— begin —

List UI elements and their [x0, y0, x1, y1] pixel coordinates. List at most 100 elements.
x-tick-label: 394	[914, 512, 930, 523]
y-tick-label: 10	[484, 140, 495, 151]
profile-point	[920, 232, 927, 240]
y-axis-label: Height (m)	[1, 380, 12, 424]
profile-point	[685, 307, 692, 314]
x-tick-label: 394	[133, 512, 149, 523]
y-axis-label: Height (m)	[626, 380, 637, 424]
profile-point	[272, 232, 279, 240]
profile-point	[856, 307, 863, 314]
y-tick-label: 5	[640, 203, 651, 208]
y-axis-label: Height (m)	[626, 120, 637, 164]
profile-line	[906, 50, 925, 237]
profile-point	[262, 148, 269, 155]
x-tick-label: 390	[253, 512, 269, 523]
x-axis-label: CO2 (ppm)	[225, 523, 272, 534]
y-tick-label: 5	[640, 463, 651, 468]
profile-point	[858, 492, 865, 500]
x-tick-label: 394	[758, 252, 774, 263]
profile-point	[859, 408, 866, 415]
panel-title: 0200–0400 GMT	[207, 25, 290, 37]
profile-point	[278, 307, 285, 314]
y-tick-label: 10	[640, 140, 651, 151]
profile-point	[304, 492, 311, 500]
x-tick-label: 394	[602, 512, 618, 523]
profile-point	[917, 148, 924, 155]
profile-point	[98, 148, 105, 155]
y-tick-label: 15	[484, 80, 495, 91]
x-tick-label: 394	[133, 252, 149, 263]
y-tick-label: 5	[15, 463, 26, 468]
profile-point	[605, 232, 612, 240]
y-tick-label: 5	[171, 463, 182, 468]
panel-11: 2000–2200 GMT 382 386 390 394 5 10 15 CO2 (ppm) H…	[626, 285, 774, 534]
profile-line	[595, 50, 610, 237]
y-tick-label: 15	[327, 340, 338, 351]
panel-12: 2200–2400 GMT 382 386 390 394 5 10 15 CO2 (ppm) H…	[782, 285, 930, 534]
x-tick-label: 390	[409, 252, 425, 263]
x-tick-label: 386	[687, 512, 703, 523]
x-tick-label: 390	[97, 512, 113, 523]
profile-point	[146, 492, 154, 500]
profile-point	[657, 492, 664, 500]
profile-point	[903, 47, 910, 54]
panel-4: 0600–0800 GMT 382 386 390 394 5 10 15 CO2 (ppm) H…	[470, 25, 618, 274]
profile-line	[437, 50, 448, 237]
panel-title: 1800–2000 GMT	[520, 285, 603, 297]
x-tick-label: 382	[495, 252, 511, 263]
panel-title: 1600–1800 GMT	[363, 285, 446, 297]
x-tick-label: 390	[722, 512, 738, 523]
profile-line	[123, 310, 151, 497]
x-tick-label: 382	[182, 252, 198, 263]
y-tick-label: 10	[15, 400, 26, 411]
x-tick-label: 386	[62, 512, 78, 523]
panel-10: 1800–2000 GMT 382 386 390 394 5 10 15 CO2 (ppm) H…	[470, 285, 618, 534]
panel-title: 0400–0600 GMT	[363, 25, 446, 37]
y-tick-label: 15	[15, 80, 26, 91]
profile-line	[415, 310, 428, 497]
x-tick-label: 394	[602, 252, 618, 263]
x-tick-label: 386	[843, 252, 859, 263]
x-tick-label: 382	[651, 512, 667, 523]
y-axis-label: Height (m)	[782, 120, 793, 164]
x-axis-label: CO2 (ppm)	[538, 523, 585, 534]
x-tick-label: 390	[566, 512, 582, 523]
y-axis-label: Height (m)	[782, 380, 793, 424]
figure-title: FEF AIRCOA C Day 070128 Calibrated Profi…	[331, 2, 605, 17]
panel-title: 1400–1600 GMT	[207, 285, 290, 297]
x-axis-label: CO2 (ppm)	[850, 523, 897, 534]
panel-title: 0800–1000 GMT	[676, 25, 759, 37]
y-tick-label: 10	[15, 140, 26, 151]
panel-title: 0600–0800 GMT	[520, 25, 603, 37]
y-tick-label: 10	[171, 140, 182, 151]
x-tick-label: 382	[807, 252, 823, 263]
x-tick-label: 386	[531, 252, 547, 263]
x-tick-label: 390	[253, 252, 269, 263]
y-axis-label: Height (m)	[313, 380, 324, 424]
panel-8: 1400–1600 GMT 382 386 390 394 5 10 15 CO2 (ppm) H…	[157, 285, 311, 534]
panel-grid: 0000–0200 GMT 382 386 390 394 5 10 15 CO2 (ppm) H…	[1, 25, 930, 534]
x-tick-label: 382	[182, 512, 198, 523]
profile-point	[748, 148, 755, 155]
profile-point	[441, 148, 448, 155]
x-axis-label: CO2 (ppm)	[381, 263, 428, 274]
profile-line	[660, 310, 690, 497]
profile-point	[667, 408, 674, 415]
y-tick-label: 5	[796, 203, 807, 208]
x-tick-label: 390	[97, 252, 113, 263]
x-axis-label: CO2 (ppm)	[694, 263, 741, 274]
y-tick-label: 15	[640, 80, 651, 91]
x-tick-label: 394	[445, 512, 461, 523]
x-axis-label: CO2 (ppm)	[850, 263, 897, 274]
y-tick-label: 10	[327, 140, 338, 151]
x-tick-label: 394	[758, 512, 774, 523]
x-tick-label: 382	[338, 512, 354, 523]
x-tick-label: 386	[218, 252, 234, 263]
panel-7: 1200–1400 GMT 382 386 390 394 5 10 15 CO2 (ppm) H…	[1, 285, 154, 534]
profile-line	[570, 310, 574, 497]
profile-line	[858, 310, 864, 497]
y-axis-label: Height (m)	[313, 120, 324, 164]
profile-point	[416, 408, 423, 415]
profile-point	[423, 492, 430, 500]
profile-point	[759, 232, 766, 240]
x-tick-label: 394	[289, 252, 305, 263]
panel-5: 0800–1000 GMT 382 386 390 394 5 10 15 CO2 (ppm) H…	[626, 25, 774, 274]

— end —
— begin —

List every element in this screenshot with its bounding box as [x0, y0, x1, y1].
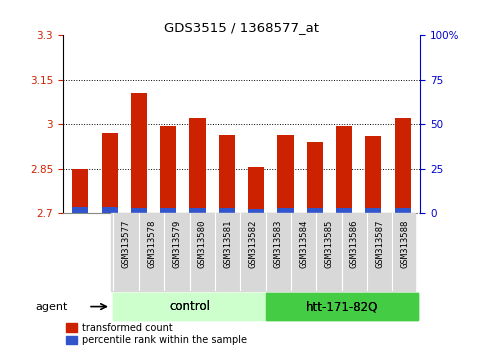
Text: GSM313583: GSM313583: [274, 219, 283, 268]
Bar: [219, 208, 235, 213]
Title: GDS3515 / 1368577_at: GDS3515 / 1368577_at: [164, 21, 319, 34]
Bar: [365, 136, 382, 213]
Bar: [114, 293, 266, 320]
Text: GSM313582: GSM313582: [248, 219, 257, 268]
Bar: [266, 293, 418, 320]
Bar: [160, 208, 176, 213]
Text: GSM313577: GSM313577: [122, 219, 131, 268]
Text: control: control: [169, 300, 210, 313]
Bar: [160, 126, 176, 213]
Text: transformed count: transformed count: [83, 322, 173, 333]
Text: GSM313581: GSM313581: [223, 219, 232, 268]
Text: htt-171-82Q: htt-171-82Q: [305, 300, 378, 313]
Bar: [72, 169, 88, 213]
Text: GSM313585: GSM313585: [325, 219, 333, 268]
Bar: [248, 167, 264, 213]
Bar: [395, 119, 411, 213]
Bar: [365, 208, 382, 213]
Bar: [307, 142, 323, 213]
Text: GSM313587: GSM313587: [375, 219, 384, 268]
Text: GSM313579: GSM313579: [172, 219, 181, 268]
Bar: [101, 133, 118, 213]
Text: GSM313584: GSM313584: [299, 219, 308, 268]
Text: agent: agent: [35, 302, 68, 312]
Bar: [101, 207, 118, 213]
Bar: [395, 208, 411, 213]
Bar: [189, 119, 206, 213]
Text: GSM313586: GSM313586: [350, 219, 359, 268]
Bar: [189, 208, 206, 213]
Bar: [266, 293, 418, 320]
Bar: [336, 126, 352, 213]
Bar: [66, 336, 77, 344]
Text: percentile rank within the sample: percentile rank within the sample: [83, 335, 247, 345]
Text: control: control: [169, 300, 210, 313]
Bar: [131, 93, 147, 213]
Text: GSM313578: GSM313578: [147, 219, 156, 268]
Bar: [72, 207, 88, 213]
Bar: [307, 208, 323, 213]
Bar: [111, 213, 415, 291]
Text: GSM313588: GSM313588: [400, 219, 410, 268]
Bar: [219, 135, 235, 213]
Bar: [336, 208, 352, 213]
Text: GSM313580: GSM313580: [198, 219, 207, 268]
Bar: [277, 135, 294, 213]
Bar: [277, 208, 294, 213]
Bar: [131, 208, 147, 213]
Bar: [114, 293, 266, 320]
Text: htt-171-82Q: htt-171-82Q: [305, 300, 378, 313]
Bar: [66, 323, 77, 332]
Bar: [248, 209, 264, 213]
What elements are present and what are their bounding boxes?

— end —

PROBLEM REQUIREMENTS:
Reproduce the entries word for word, from the line with "List every element" up to and including the line with "What elements are", leaving out any pictures.

SOLUTION:
List every element in this screenshot with its bounding box as [x0, y0, x1, y1].
Text: GSM313583: GSM313583: [274, 219, 283, 268]
Bar: [219, 208, 235, 213]
Title: GDS3515 / 1368577_at: GDS3515 / 1368577_at: [164, 21, 319, 34]
Bar: [365, 136, 382, 213]
Bar: [114, 293, 266, 320]
Text: GSM313582: GSM313582: [248, 219, 257, 268]
Bar: [266, 293, 418, 320]
Bar: [160, 208, 176, 213]
Text: GSM313577: GSM313577: [122, 219, 131, 268]
Text: control: control: [169, 300, 210, 313]
Bar: [160, 126, 176, 213]
Text: transformed count: transformed count: [83, 322, 173, 333]
Text: GSM313581: GSM313581: [223, 219, 232, 268]
Text: htt-171-82Q: htt-171-82Q: [305, 300, 378, 313]
Bar: [72, 169, 88, 213]
Text: GSM313585: GSM313585: [325, 219, 333, 268]
Bar: [248, 167, 264, 213]
Bar: [395, 119, 411, 213]
Bar: [365, 208, 382, 213]
Bar: [307, 142, 323, 213]
Text: GSM313587: GSM313587: [375, 219, 384, 268]
Text: GSM313579: GSM313579: [172, 219, 181, 268]
Bar: [101, 133, 118, 213]
Text: GSM313584: GSM313584: [299, 219, 308, 268]
Text: agent: agent: [35, 302, 68, 312]
Bar: [101, 207, 118, 213]
Bar: [395, 208, 411, 213]
Bar: [189, 119, 206, 213]
Text: GSM313586: GSM313586: [350, 219, 359, 268]
Bar: [189, 208, 206, 213]
Bar: [266, 293, 418, 320]
Bar: [336, 126, 352, 213]
Bar: [66, 336, 77, 344]
Text: percentile rank within the sample: percentile rank within the sample: [83, 335, 247, 345]
Text: control: control: [169, 300, 210, 313]
Bar: [131, 93, 147, 213]
Text: GSM313578: GSM313578: [147, 219, 156, 268]
Bar: [72, 207, 88, 213]
Bar: [307, 208, 323, 213]
Bar: [111, 213, 415, 291]
Text: GSM313588: GSM313588: [400, 219, 410, 268]
Bar: [219, 135, 235, 213]
Bar: [336, 208, 352, 213]
Text: GSM313580: GSM313580: [198, 219, 207, 268]
Bar: [277, 135, 294, 213]
Bar: [277, 208, 294, 213]
Bar: [131, 208, 147, 213]
Bar: [114, 293, 266, 320]
Text: htt-171-82Q: htt-171-82Q: [305, 300, 378, 313]
Bar: [66, 323, 77, 332]
Bar: [248, 209, 264, 213]
What elements are present and what are their bounding boxes?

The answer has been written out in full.